What to produce
Type out all the records word for word. Any pictures are to be left out.

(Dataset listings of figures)
********
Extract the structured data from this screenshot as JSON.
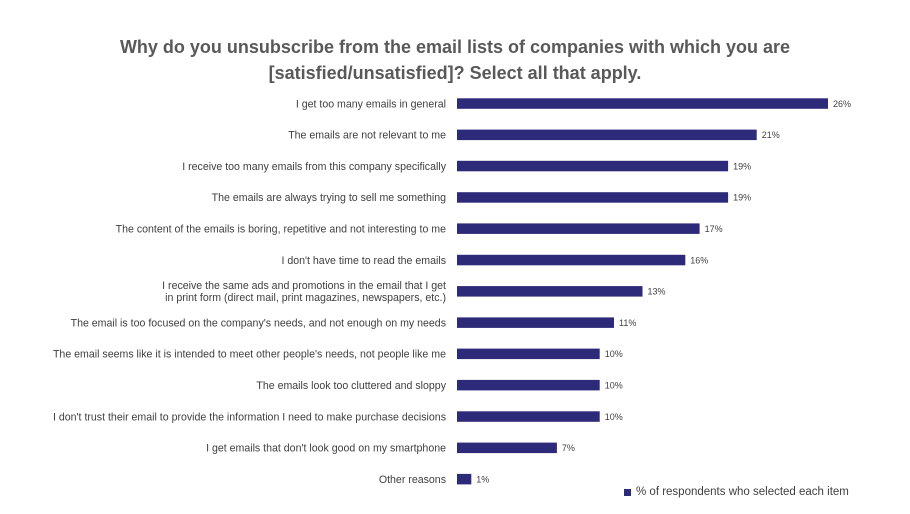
{
  "title": {
    "line1": "Why do you unsubscribe from the email lists of companies with which you are",
    "line2": "[satisfied/unsatisfied]? Select all that apply."
  },
  "legend": {
    "label": "% of respondents who selected each item"
  },
  "colors": {
    "bar": "#2e2a7a",
    "title": "#595959",
    "text": "#404040"
  },
  "chart_data": {
    "type": "bar",
    "orientation": "horizontal",
    "title": "Why do you unsubscribe from the email lists of companies with which you are [satisfied/unsatisfied]? Select all that apply.",
    "xlabel": "",
    "ylabel": "",
    "xlim": [
      0,
      26
    ],
    "grid": false,
    "legend_position": "bottom-right",
    "categories": [
      [
        "I get too many emails in general"
      ],
      [
        "The emails are not relevant to me"
      ],
      [
        "I receive too many emails from this company specifically"
      ],
      [
        "The emails are always trying to sell me something"
      ],
      [
        "The content of the emails is boring, repetitive and not interesting to me"
      ],
      [
        "I don't have time to read the emails"
      ],
      [
        "I receive the same ads and promotions in the email that I get",
        "in print form (direct mail, print magazines, newspapers, etc.)"
      ],
      [
        "The email is too focused on the company's needs, and not enough on my needs"
      ],
      [
        "The email seems like it is intended to meet other people's needs, not people like me"
      ],
      [
        "The emails look too cluttered and sloppy"
      ],
      [
        "I don't trust their email to provide the information I need to make purchase decisions"
      ],
      [
        "I get emails that don't look good on my smartphone"
      ],
      [
        "Other reasons"
      ]
    ],
    "series": [
      {
        "name": "% of respondents who selected each item",
        "values": [
          26,
          21,
          19,
          19,
          17,
          16,
          13,
          11,
          10,
          10,
          10,
          7,
          1
        ],
        "labels": [
          "26%",
          "21%",
          "19%",
          "19%",
          "17%",
          "16%",
          "13%",
          "11%",
          "10%",
          "10%",
          "10%",
          "7%",
          "1%"
        ]
      }
    ]
  }
}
********
Correct answer
Extract the structured data from this screenshot as JSON.
{
  "title": {
    "line1": "Why do you unsubscribe from the email lists of companies with which you are",
    "line2": "[satisfied/unsatisfied]? Select all that apply."
  },
  "legend": {
    "label": "% of respondents who selected each item"
  },
  "colors": {
    "bar": "#2e2a7a",
    "title": "#595959",
    "text": "#404040"
  },
  "chart_data": {
    "type": "bar",
    "orientation": "horizontal",
    "title": "Why do you unsubscribe from the email lists of companies with which you are [satisfied/unsatisfied]? Select all that apply.",
    "xlabel": "",
    "ylabel": "",
    "xlim": [
      0,
      26
    ],
    "grid": false,
    "legend_position": "bottom-right",
    "categories": [
      [
        "I get too many emails in general"
      ],
      [
        "The emails are not relevant to me"
      ],
      [
        "I receive too many emails from this company specifically"
      ],
      [
        "The emails are always trying to sell me something"
      ],
      [
        "The content of the emails is boring, repetitive and not interesting to me"
      ],
      [
        "I don't have time to read the emails"
      ],
      [
        "I receive the same ads and promotions in the email that I get",
        "in print form (direct mail, print magazines, newspapers, etc.)"
      ],
      [
        "The email is too focused on the company's needs, and not enough on my needs"
      ],
      [
        "The email seems like it is intended to meet other people's needs, not people like me"
      ],
      [
        "The emails look too cluttered and sloppy"
      ],
      [
        "I don't trust their email to provide the information I need to make purchase decisions"
      ],
      [
        "I get emails that don't look good on my smartphone"
      ],
      [
        "Other reasons"
      ]
    ],
    "series": [
      {
        "name": "% of respondents who selected each item",
        "values": [
          26,
          21,
          19,
          19,
          17,
          16,
          13,
          11,
          10,
          10,
          10,
          7,
          1
        ],
        "labels": [
          "26%",
          "21%",
          "19%",
          "19%",
          "17%",
          "16%",
          "13%",
          "11%",
          "10%",
          "10%",
          "10%",
          "7%",
          "1%"
        ]
      }
    ]
  }
}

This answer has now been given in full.